-------- INPUT MATERIAL
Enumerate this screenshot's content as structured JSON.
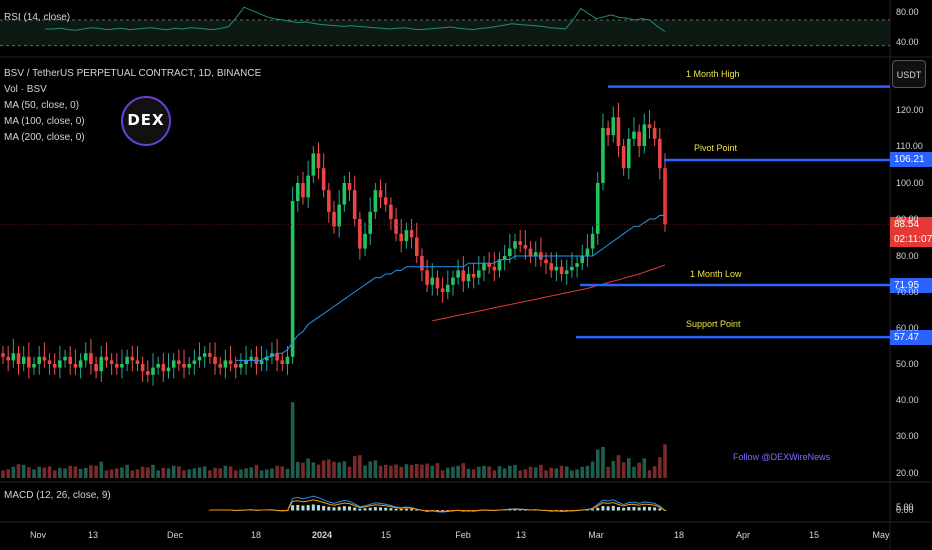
{
  "rsi": {
    "title": "RSI (14, close)",
    "ticks": [
      80.0,
      40.0
    ],
    "values": [
      56,
      56,
      57,
      55,
      54,
      56,
      58,
      57,
      55,
      56,
      57,
      55,
      56,
      57,
      58,
      56,
      55,
      57,
      56,
      58,
      57,
      56,
      55,
      57,
      60,
      74,
      90,
      85,
      80,
      75,
      72,
      70,
      68,
      66,
      67,
      65,
      63,
      62,
      61,
      60,
      61,
      60,
      59,
      58,
      57,
      56,
      57,
      58,
      56,
      55,
      56,
      57,
      58,
      59,
      57,
      56,
      55,
      57,
      58,
      60,
      62,
      64,
      63,
      62,
      61,
      60,
      58,
      57,
      56,
      70,
      88,
      80,
      72,
      75,
      78,
      74,
      73,
      70,
      72,
      70,
      60,
      52
    ]
  },
  "main": {
    "title": "BSV / TetherUS PERPETUAL CONTRACT, 1D, BINANCE",
    "legend": [
      "Vol · BSV",
      "MA (50, close, 0)",
      "MA (100, close, 0)",
      "MA (200, close, 0)"
    ],
    "y_ticks": [
      120.0,
      110.0,
      100.0,
      90.0,
      80.0,
      70.0,
      60.0,
      50.0,
      40.0,
      30.0,
      20.0
    ],
    "currency_button": "USDT",
    "levels": [
      {
        "label": "1 Month High",
        "value": 126.5,
        "tag": ""
      },
      {
        "label": "Pivot Point",
        "value": 106.21,
        "tag": "106.21"
      },
      {
        "label": "1 Month Low",
        "value": 71.95,
        "tag": "71.95"
      },
      {
        "label": "Support Point",
        "value": 57.47,
        "tag": "57.47"
      }
    ],
    "last_price": "88.54",
    "countdown": "02:11:07",
    "watermark": "Follow @DEXWireNews",
    "logo_text": "DEX"
  },
  "macd": {
    "title": "MACD (12, 26, close, 9)",
    "ticks": [
      5.0,
      0.0
    ]
  },
  "x_axis": [
    "Nov",
    "13",
    "Dec",
    "18",
    "2024",
    "15",
    "Feb",
    "13",
    "Mar",
    "18",
    "Apr",
    "15",
    "May"
  ],
  "chart_data": {
    "type": "candlestick",
    "title": "BSV / TetherUS PERPETUAL CONTRACT, 1D, BINANCE",
    "ylim": [
      18,
      132
    ],
    "close": [
      52,
      51,
      53,
      50,
      52,
      49,
      50,
      52,
      51,
      50,
      49,
      51,
      52,
      50,
      49,
      51,
      53,
      50,
      48,
      52,
      51,
      50,
      49,
      50,
      52,
      51,
      50,
      48,
      47,
      49,
      50,
      48,
      49,
      51,
      50,
      49,
      50,
      51,
      52,
      53,
      52,
      50,
      49,
      51,
      50,
      49,
      50,
      51,
      52,
      50,
      51,
      52,
      53,
      51,
      50,
      52,
      95,
      100,
      96,
      102,
      108,
      104,
      98,
      92,
      88,
      94,
      100,
      98,
      90,
      82,
      86,
      92,
      98,
      96,
      94,
      90,
      86,
      84,
      87,
      85,
      80,
      76,
      72,
      74,
      71,
      70,
      72,
      74,
      76,
      73,
      75,
      74,
      76,
      78,
      77,
      76,
      79,
      80,
      82,
      84,
      83,
      82,
      80,
      81,
      79,
      78,
      76,
      77,
      75,
      76,
      77,
      78,
      80,
      82,
      86,
      100,
      115,
      113,
      118,
      110,
      104,
      112,
      114,
      110,
      116,
      115,
      112,
      104,
      88.54
    ],
    "ma50": [
      null,
      null,
      null,
      null,
      null,
      null,
      null,
      null,
      null,
      null,
      null,
      null,
      null,
      null,
      null,
      null,
      null,
      null,
      null,
      null,
      null,
      null,
      null,
      null,
      null,
      null,
      null,
      null,
      null,
      null,
      null,
      null,
      null,
      null,
      null,
      null,
      null,
      null,
      null,
      null,
      null,
      null,
      null,
      null,
      null,
      51,
      51,
      51,
      51,
      51,
      51,
      52,
      52,
      53,
      53,
      54,
      56,
      58,
      59,
      61,
      62,
      63,
      64,
      65,
      66,
      67,
      68,
      69,
      70,
      71,
      72,
      73,
      74,
      74,
      75,
      75,
      76,
      76,
      77,
      77,
      77,
      77,
      77,
      77,
      77,
      77,
      77,
      77,
      77,
      77,
      78,
      78,
      78,
      78,
      78,
      78,
      79,
      79,
      79,
      80,
      80,
      80,
      80,
      80,
      80,
      80,
      80,
      80,
      80,
      80,
      80,
      80,
      80,
      80,
      80,
      81,
      82,
      83,
      84,
      85,
      86,
      87,
      88,
      88,
      89,
      90,
      90,
      91,
      91
    ],
    "ma200": [
      null,
      null,
      null,
      null,
      null,
      null,
      null,
      null,
      null,
      null,
      null,
      null,
      null,
      null,
      null,
      null,
      null,
      null,
      null,
      null,
      null,
      null,
      null,
      null,
      null,
      null,
      null,
      null,
      null,
      null,
      null,
      null,
      null,
      null,
      null,
      null,
      null,
      null,
      null,
      null,
      null,
      null,
      null,
      null,
      null,
      null,
      null,
      null,
      null,
      null,
      null,
      null,
      null,
      null,
      null,
      null,
      null,
      null,
      null,
      null,
      null,
      null,
      null,
      null,
      null,
      null,
      null,
      null,
      null,
      null,
      null,
      null,
      null,
      null,
      null,
      null,
      null,
      null,
      null,
      null,
      null,
      null,
      null,
      62,
      62.3,
      62.6,
      62.9,
      63.2,
      63.5,
      63.8,
      64.1,
      64.4,
      64.7,
      65,
      65.3,
      65.6,
      65.9,
      66.2,
      66.5,
      66.8,
      67.1,
      67.4,
      67.7,
      68,
      68.3,
      68.6,
      68.9,
      69.2,
      69.5,
      69.8,
      70.1,
      70.4,
      70.7,
      71,
      71.4,
      71.8,
      72.2,
      72.6,
      73,
      73.4,
      73.8,
      74.2,
      74.6,
      75,
      75.5,
      76,
      76.5,
      77,
      77.5
    ]
  }
}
----------------
• **AIM OF THE TASK**: Among the lines of the data, identify those with the word "title". Copy each of them.

• **OUTPUT**:
    "title": "RSI (14, close)",
    "title": "BSV / TetherUS PERPETUAL CONTRACT, 1D, BINANCE",
    "title": "MACD (12, 26, close, 9)",
    "title": "BSV / TetherUS PERPETUAL CONTRACT, 1D, BINANCE",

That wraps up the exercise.